● **Directions for this task**
Reproduce everything in the listing from the line containing "point: [492, 68, 502, 78]" down to the line containing "point: [1405, 491, 1415, 501]", both of those lines included.

(Region and label listing)

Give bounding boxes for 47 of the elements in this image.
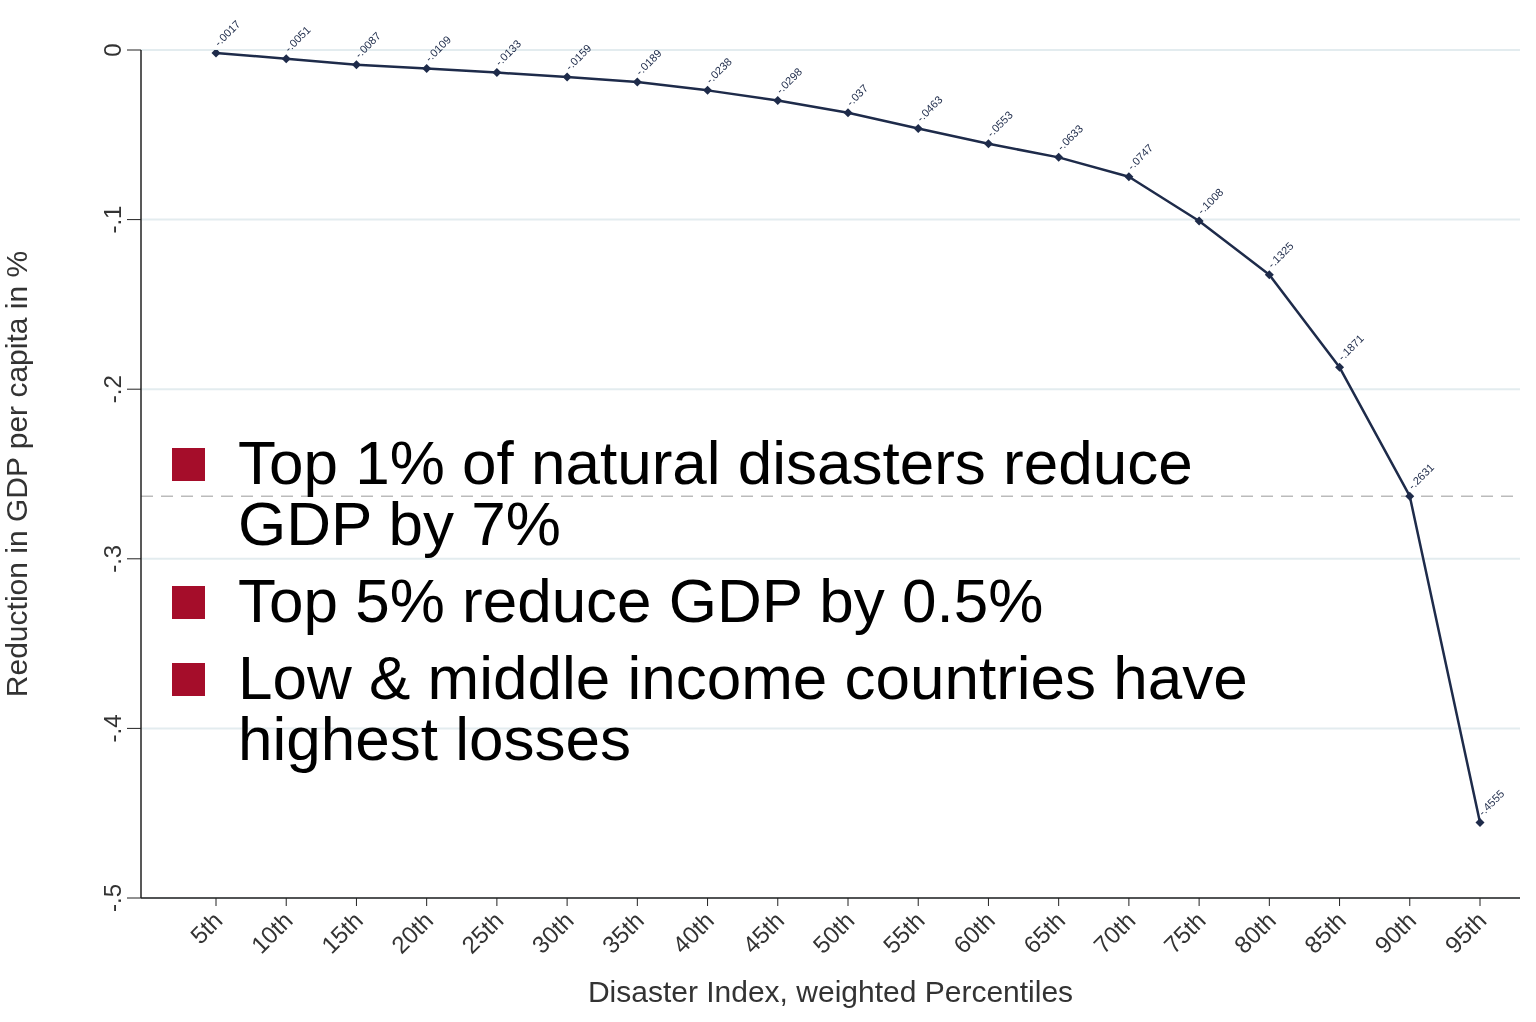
point: [492, 68, 502, 78]
point: [843, 108, 853, 118]
x-tick-label: 20th: [386, 906, 439, 959]
x-tick-label: 50th: [807, 906, 860, 959]
x-tick-label: 85th: [1298, 906, 1352, 959]
point: [1475, 818, 1485, 828]
point: [1405, 491, 1415, 501]
x-tick-label: 25th: [456, 906, 509, 959]
y-axis-title: Reduction in GDP per capita in %: [0, 250, 33, 698]
x-tick-label: 75th: [1158, 906, 1211, 959]
x-axis-title: Disaster Index, weighted Percentiles: [587, 975, 1074, 1008]
x-tick-label: 40th: [666, 906, 720, 959]
point: [211, 50, 221, 58]
x-tick-label: 35th: [596, 906, 649, 959]
x-tick-label: 45th: [737, 906, 790, 959]
point: [983, 139, 993, 149]
x-tick-label: 55th: [877, 906, 930, 959]
point: [562, 72, 572, 82]
point: [422, 63, 432, 73]
y-tick-label: 0: [99, 43, 126, 57]
point: [1194, 216, 1204, 226]
annotation: Top 5% reduce GDP by 0.5%: [238, 566, 1044, 635]
point: [281, 54, 291, 64]
point: [913, 124, 923, 134]
point: [703, 85, 713, 95]
y-tick-label: -.5: [99, 883, 126, 913]
x-tick-label: 15th: [315, 906, 368, 959]
x-tick-label: 5th: [184, 906, 228, 950]
x-tick-label: 30th: [526, 906, 579, 959]
x-tick-label: 65th: [1018, 906, 1071, 959]
point: [1124, 172, 1134, 182]
point: [1335, 362, 1345, 372]
x-tick-label: 90th: [1369, 906, 1422, 959]
annotation: Low & middle income countries have highest losses: [238, 643, 1248, 773]
point: [773, 96, 783, 106]
x-tick-label: 70th: [1088, 906, 1141, 959]
x-tick-label: 95th: [1439, 906, 1492, 959]
y-tick-label: -.2: [99, 375, 126, 404]
y-tick-label: -.3: [99, 544, 126, 573]
point: [351, 60, 361, 70]
x-tick-label: 80th: [1228, 906, 1281, 959]
point: [1264, 270, 1274, 280]
x-tick-label: 60th: [947, 906, 1000, 959]
annotation: Top 1% of natural disasters reduce GDP by 7%: [238, 428, 1193, 558]
x-tick-label: 10th: [245, 906, 298, 959]
y-tick-label: -.4: [99, 714, 126, 743]
y-tick-label: -.1: [99, 205, 126, 234]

● **Result of this exercise**
point: [492, 68, 502, 78]
point: [843, 108, 853, 118]
x-tick-label: 20th: [386, 906, 439, 959]
x-tick-label: 50th: [807, 906, 860, 959]
x-tick-label: 85th: [1298, 906, 1352, 959]
point: [1475, 818, 1485, 828]
point: [1405, 491, 1415, 501]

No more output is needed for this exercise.